> TASK INSTRUCTIONS
Repeat the data verbatim.

> INPUT DATA
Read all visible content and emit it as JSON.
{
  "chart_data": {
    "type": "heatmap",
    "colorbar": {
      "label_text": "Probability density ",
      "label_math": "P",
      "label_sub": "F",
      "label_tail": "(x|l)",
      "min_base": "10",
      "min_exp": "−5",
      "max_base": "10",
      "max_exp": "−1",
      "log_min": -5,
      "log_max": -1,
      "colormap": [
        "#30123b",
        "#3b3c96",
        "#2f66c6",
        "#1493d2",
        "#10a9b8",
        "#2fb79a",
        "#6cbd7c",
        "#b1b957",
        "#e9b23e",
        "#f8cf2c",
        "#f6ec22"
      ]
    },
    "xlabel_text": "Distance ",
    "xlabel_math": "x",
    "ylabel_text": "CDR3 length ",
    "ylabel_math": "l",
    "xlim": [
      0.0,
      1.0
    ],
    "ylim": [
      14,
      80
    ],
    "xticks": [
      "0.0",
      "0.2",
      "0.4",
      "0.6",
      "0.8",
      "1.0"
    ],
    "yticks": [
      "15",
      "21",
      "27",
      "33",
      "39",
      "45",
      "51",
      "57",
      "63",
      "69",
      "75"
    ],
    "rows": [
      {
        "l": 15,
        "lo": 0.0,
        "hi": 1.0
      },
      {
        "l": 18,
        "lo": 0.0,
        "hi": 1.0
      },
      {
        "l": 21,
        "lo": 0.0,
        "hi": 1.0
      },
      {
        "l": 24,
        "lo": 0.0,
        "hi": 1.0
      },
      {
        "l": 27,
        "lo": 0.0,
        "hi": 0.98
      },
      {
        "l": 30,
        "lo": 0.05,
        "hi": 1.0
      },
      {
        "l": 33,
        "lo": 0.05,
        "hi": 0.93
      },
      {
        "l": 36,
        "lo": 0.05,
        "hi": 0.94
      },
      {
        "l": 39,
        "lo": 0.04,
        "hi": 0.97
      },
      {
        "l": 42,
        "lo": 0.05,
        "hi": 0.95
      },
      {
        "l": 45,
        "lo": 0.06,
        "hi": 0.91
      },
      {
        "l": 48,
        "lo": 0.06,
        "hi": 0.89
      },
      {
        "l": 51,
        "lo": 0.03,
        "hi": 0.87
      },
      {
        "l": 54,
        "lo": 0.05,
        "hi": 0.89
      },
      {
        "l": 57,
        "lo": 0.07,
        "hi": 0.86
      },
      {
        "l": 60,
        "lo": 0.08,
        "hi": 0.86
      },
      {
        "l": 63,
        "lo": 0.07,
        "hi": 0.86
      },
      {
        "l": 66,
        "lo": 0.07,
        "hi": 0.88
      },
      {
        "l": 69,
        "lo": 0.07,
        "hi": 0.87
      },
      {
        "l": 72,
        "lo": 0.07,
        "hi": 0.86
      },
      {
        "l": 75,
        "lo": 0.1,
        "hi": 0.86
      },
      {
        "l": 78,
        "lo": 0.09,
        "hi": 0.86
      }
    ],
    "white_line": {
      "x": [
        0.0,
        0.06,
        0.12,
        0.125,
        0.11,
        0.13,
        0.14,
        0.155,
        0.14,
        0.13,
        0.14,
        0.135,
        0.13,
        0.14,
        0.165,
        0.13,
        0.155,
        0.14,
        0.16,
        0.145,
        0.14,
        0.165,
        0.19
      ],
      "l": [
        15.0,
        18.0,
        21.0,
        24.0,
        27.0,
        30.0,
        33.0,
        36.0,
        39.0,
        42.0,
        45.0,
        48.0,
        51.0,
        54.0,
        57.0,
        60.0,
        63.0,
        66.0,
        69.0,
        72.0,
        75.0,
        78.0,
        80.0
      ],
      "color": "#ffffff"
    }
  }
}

> RESULT FOR THIS TASK
Read all visible content and emit it as JSON.
{
  "chart_data": {
    "type": "heatmap",
    "colorbar": {
      "label_text": "Probability density ",
      "label_math": "P",
      "label_sub": "F",
      "label_tail": "(x|l)",
      "min_base": "10",
      "min_exp": "−5",
      "max_base": "10",
      "max_exp": "−1",
      "log_min": -5,
      "log_max": -1,
      "colormap": [
        "#30123b",
        "#3b3c96",
        "#2f66c6",
        "#1493d2",
        "#10a9b8",
        "#2fb79a",
        "#6cbd7c",
        "#b1b957",
        "#e9b23e",
        "#f8cf2c",
        "#f6ec22"
      ]
    },
    "xlabel_text": "Distance ",
    "xlabel_math": "x",
    "ylabel_text": "CDR3 length ",
    "ylabel_math": "l",
    "xlim": [
      0.0,
      1.0
    ],
    "ylim": [
      14,
      80
    ],
    "xticks": [
      "0.0",
      "0.2",
      "0.4",
      "0.6",
      "0.8",
      "1.0"
    ],
    "yticks": [
      "15",
      "21",
      "27",
      "33",
      "39",
      "45",
      "51",
      "57",
      "63",
      "69",
      "75"
    ],
    "rows": [
      {
        "l": 15,
        "lo": 0.0,
        "hi": 1.0
      },
      {
        "l": 18,
        "lo": 0.0,
        "hi": 1.0
      },
      {
        "l": 21,
        "lo": 0.0,
        "hi": 1.0
      },
      {
        "l": 24,
        "lo": 0.0,
        "hi": 1.0
      },
      {
        "l": 27,
        "lo": 0.0,
        "hi": 0.98
      },
      {
        "l": 30,
        "lo": 0.05,
        "hi": 1.0
      },
      {
        "l": 33,
        "lo": 0.05,
        "hi": 0.93
      },
      {
        "l": 36,
        "lo": 0.05,
        "hi": 0.94
      },
      {
        "l": 39,
        "lo": 0.04,
        "hi": 0.97
      },
      {
        "l": 42,
        "lo": 0.05,
        "hi": 0.95
      },
      {
        "l": 45,
        "lo": 0.06,
        "hi": 0.91
      },
      {
        "l": 48,
        "lo": 0.06,
        "hi": 0.89
      },
      {
        "l": 51,
        "lo": 0.03,
        "hi": 0.87
      },
      {
        "l": 54,
        "lo": 0.05,
        "hi": 0.89
      },
      {
        "l": 57,
        "lo": 0.07,
        "hi": 0.86
      },
      {
        "l": 60,
        "lo": 0.08,
        "hi": 0.86
      },
      {
        "l": 63,
        "lo": 0.07,
        "hi": 0.86
      },
      {
        "l": 66,
        "lo": 0.07,
        "hi": 0.88
      },
      {
        "l": 69,
        "lo": 0.07,
        "hi": 0.87
      },
      {
        "l": 72,
        "lo": 0.07,
        "hi": 0.86
      },
      {
        "l": 75,
        "lo": 0.1,
        "hi": 0.86
      },
      {
        "l": 78,
        "lo": 0.09,
        "hi": 0.86
      }
    ],
    "white_line": {
      "x": [
        0.0,
        0.06,
        0.12,
        0.125,
        0.11,
        0.13,
        0.14,
        0.155,
        0.14,
        0.13,
        0.14,
        0.135,
        0.13,
        0.14,
        0.165,
        0.13,
        0.155,
        0.14,
        0.16,
        0.145,
        0.14,
        0.165,
        0.19
      ],
      "l": [
        15.0,
        18.0,
        21.0,
        24.0,
        27.0,
        30.0,
        33.0,
        36.0,
        39.0,
        42.0,
        45.0,
        48.0,
        51.0,
        54.0,
        57.0,
        60.0,
        63.0,
        66.0,
        69.0,
        72.0,
        75.0,
        78.0,
        80.0
      ],
      "color": "#ffffff"
    }
  }
}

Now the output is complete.